▸ WHAT YOU HAVE TO DO
Find the lines that contain the word "varsinaisesta" and copy each one.
________________________
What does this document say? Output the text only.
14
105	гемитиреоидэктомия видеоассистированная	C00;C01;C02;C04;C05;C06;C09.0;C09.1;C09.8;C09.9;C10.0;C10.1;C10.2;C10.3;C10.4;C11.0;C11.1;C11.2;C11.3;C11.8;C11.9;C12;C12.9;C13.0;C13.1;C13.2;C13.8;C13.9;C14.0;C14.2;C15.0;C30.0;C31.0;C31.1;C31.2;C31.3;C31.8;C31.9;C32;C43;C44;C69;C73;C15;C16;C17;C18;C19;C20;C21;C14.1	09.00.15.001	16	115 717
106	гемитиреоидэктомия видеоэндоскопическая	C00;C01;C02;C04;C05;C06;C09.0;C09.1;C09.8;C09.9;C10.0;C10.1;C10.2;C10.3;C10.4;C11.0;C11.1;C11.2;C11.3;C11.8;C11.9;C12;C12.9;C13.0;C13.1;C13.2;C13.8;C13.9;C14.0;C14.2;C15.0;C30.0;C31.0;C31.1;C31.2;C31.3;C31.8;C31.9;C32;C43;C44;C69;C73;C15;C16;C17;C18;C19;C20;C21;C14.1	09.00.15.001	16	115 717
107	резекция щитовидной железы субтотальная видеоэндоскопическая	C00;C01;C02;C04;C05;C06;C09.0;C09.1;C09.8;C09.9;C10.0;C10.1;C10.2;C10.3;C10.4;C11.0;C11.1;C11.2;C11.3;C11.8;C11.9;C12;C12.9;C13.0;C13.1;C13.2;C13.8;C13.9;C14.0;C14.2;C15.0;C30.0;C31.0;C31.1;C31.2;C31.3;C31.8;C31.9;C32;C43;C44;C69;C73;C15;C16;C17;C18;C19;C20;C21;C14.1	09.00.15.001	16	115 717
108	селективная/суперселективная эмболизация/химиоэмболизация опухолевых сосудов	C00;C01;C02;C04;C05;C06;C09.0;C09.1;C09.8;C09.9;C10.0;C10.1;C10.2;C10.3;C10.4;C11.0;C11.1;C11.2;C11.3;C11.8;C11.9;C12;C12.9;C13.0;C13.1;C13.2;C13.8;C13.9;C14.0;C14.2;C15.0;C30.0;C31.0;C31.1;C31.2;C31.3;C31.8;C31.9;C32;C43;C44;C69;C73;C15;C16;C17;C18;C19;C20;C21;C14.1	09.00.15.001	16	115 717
________________________
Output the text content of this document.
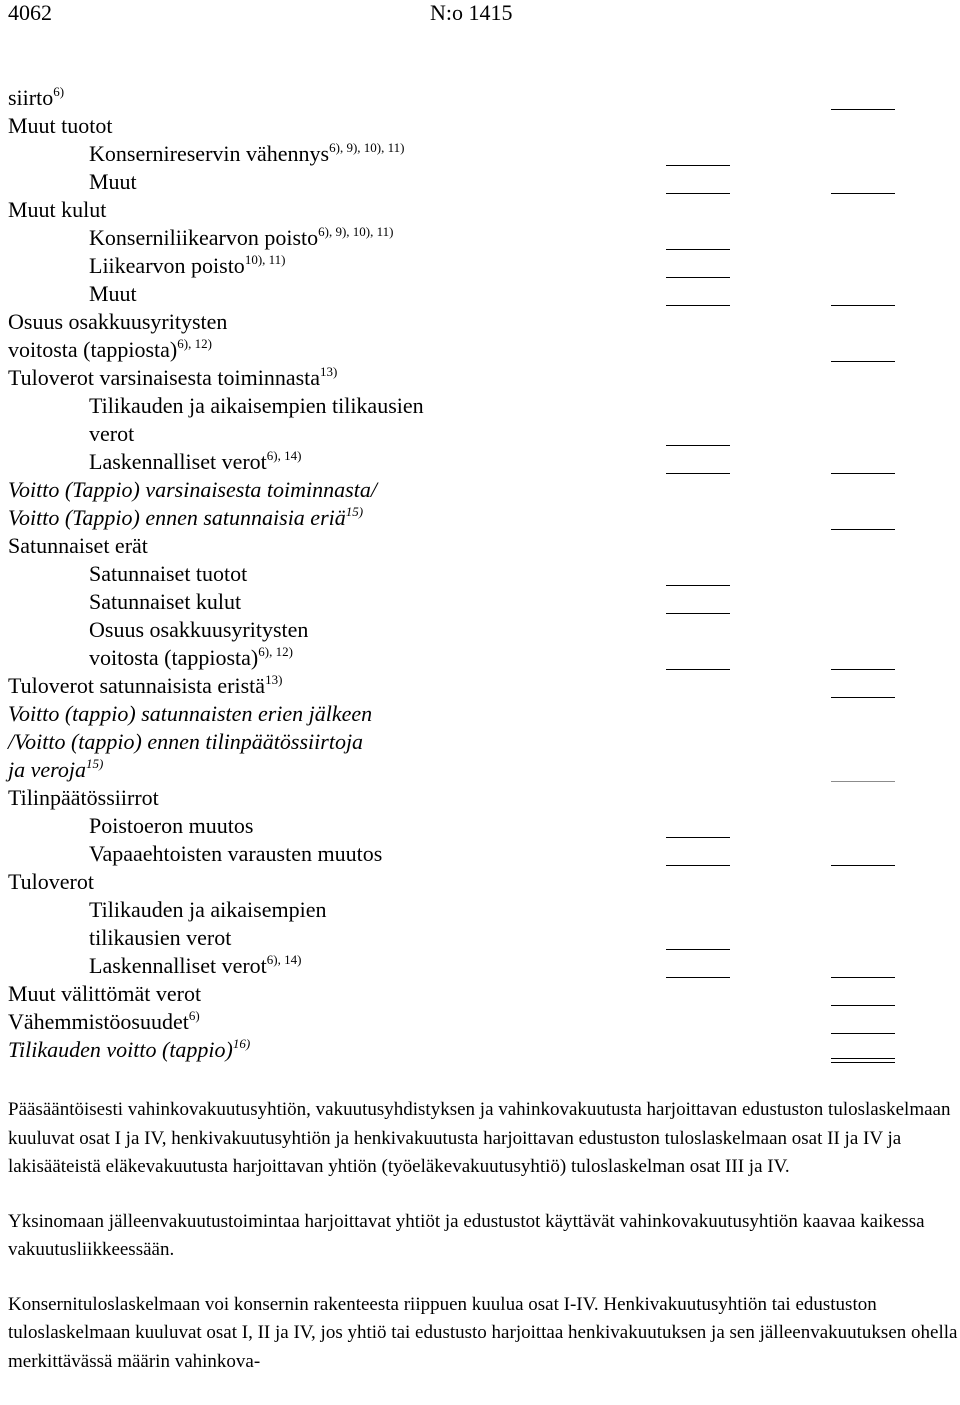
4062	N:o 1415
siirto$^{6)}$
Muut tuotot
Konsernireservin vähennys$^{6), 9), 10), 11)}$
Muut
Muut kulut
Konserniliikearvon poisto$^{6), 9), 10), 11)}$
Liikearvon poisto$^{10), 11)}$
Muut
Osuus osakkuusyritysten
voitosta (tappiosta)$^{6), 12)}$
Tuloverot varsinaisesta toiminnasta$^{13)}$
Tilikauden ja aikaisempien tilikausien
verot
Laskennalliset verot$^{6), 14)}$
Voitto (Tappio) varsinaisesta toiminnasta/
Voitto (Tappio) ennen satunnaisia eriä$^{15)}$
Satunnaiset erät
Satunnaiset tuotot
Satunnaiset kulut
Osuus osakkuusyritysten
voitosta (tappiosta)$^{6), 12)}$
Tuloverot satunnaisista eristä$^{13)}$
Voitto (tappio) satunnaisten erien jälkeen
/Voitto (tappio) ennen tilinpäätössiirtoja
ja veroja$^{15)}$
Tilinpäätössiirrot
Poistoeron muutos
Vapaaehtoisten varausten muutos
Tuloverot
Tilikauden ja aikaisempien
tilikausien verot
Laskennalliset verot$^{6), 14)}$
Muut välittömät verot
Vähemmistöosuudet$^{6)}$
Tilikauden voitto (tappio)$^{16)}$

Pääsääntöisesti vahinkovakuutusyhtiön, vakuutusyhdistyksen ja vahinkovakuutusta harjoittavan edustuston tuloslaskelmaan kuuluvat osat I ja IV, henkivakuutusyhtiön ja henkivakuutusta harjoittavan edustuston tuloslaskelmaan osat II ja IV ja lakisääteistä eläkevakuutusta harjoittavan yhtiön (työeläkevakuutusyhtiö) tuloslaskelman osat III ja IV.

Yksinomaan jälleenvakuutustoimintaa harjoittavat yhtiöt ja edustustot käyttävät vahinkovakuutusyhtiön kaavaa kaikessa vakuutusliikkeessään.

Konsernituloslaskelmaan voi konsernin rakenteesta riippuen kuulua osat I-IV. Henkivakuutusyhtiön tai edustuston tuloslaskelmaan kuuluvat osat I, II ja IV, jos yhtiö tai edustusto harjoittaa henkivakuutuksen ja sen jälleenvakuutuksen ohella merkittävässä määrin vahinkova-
________________________
▸ WRITTEN RESPONSE
Tuloverot varsinaisesta toiminnasta$^{13)}$
Voitto (Tappio) varsinaisesta toiminnasta/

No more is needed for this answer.